**WHAT NEEDS TO BE DONE**. Your task is to gather the lines below that hold the string "this".

** BEGIN DATASET ENTRIES **

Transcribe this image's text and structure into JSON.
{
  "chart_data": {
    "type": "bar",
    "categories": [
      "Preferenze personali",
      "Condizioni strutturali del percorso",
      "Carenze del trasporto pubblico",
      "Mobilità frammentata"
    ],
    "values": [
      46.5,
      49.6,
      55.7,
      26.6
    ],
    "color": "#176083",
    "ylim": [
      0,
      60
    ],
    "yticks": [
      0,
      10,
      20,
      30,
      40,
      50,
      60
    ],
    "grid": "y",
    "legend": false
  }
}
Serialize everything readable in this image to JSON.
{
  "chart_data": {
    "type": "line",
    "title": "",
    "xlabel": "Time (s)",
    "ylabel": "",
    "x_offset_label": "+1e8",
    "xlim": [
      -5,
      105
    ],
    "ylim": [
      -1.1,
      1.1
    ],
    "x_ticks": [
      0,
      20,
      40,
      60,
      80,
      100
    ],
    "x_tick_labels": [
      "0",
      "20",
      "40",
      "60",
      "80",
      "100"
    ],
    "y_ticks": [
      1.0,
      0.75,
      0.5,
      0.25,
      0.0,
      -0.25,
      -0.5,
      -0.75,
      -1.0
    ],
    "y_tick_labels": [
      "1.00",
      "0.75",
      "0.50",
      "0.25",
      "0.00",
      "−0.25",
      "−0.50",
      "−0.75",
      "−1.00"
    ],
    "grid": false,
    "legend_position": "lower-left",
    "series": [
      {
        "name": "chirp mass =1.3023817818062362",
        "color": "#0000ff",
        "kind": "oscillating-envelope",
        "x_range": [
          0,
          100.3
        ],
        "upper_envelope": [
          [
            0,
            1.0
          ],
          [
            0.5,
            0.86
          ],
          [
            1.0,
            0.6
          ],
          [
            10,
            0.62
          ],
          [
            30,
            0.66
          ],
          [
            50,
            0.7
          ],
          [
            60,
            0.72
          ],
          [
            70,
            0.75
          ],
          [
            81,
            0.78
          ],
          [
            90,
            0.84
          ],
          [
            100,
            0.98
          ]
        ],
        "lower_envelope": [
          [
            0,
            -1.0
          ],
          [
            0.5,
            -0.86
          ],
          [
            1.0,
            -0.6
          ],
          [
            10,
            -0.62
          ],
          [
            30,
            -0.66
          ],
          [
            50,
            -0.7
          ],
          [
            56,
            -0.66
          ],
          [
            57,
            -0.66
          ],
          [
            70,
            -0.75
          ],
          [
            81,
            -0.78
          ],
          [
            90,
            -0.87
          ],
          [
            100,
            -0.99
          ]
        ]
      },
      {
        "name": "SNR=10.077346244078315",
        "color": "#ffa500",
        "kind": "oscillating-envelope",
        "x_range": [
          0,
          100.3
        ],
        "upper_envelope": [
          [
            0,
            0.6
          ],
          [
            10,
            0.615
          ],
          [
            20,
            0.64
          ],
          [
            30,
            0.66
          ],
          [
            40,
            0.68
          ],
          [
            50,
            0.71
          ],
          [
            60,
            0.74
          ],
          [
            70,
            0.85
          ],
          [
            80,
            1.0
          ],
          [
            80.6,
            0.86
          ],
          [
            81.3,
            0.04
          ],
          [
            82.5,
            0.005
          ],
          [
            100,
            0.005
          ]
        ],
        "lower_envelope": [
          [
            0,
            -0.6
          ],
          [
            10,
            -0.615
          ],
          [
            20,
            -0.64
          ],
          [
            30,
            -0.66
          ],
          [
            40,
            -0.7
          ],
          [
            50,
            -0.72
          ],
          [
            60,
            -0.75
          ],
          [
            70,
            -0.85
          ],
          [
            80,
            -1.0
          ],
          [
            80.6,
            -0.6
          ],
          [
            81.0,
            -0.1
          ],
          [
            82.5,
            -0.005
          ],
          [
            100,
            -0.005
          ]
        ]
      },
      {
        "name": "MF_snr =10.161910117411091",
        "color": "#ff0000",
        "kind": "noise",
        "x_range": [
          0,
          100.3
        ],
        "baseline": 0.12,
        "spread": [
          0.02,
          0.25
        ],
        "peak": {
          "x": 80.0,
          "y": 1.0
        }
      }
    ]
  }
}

** END DATASET ENTRIES **

**ANSWER TO THE TASK**.
Transcribe this image's text and structure into JSON.
Serialize everything readable in this image to JSON.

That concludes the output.